Below you will find a set of lines. Repeat them all exactly.

####################

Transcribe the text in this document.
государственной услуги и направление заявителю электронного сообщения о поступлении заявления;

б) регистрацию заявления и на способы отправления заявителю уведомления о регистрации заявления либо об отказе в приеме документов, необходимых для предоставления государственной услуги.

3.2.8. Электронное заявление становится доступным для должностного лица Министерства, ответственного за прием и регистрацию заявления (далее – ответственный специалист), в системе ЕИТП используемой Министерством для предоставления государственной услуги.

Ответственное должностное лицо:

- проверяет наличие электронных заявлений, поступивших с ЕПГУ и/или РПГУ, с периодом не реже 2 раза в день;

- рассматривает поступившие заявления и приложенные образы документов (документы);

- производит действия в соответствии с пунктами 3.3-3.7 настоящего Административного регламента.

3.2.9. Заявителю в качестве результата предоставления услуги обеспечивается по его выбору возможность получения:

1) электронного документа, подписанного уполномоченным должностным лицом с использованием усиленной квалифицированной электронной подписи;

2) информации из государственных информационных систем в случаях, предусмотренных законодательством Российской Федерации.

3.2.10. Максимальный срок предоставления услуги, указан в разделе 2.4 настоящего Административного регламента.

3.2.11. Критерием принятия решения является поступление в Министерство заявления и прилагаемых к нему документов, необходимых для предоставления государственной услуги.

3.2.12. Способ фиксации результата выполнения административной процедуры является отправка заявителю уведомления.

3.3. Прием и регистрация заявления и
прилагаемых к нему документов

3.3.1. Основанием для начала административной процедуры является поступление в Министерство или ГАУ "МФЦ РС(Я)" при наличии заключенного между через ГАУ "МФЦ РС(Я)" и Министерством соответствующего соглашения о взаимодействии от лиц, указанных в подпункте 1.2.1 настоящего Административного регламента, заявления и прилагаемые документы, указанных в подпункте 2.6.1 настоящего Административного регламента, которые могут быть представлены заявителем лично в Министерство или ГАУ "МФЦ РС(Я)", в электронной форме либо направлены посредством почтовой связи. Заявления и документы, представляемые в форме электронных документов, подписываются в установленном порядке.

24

####################

RESPONSE FOR THIS EXERCISE
Transcribe the text in this document.
государственной услуги и направление заявителю электронного сообщения о поступлении заявления;

б) регистрацию заявления и на способы отправления заявителю уведомления о регистрации заявления либо об отказе в приеме документов, необходимых для предоставления государственной услуги.

3.2.8. Электронное заявление становится доступным для должностного лица Министерства, ответственного за прием и регистрацию заявления (далее – ответственный специалист), в системе ЕИТП используемой Министерством для предоставления государственной услуги.

Ответственное должностное лицо:

- проверяет наличие электронных заявлений, поступивших с ЕПГУ и/или РПГУ, с периодом не реже 2 раза в день;

- рассматривает поступившие заявления и приложенные образы документов (документы);

- производит действия в соответствии с пунктами 3.3-3.7 настоящего Административного регламента.

3.2.9. Заявителю в качестве результата предоставления услуги обеспечивается по его выбору возможность получения:

1) электронного документа, подписанного уполномоченным должностным лицом с использованием усиленной квалифицированной электронной подписи;

2) информации из государственных информационных систем в случаях, предусмотренных законодательством Российской Федерации.

3.2.10. Максимальный срок предоставления услуги, указан в разделе 2.4 настоящего Административного регламента.

3.2.11. Критерием принятия решения является поступление в Министерство заявления и прилагаемых к нему документов, необходимых для предоставления государственной услуги.

3.2.12. Способ фиксации результата выполнения административной процедуры является отправка заявителю уведомления.

3.3. Прием и регистрация заявления и
прилагаемых к нему документов

3.3.1. Основанием для начала административной процедуры является поступление в Министерство или ГАУ "МФЦ РС(Я)" при наличии заключенного между через ГАУ "МФЦ РС(Я)" и Министерством соответствующего соглашения о взаимодействии от лиц, указанных в подпункте 1.2.1 настоящего Административного регламента, заявления и прилагаемые документы, указанных в подпункте 2.6.1 настоящего Административного регламента, которые могут быть представлены заявителем лично в Министерство или ГАУ "МФЦ РС(Я)", в электронной форме либо направлены посредством почтовой связи. Заявления и документы, представляемые в форме электронных документов, подписываются в установленном порядке.

24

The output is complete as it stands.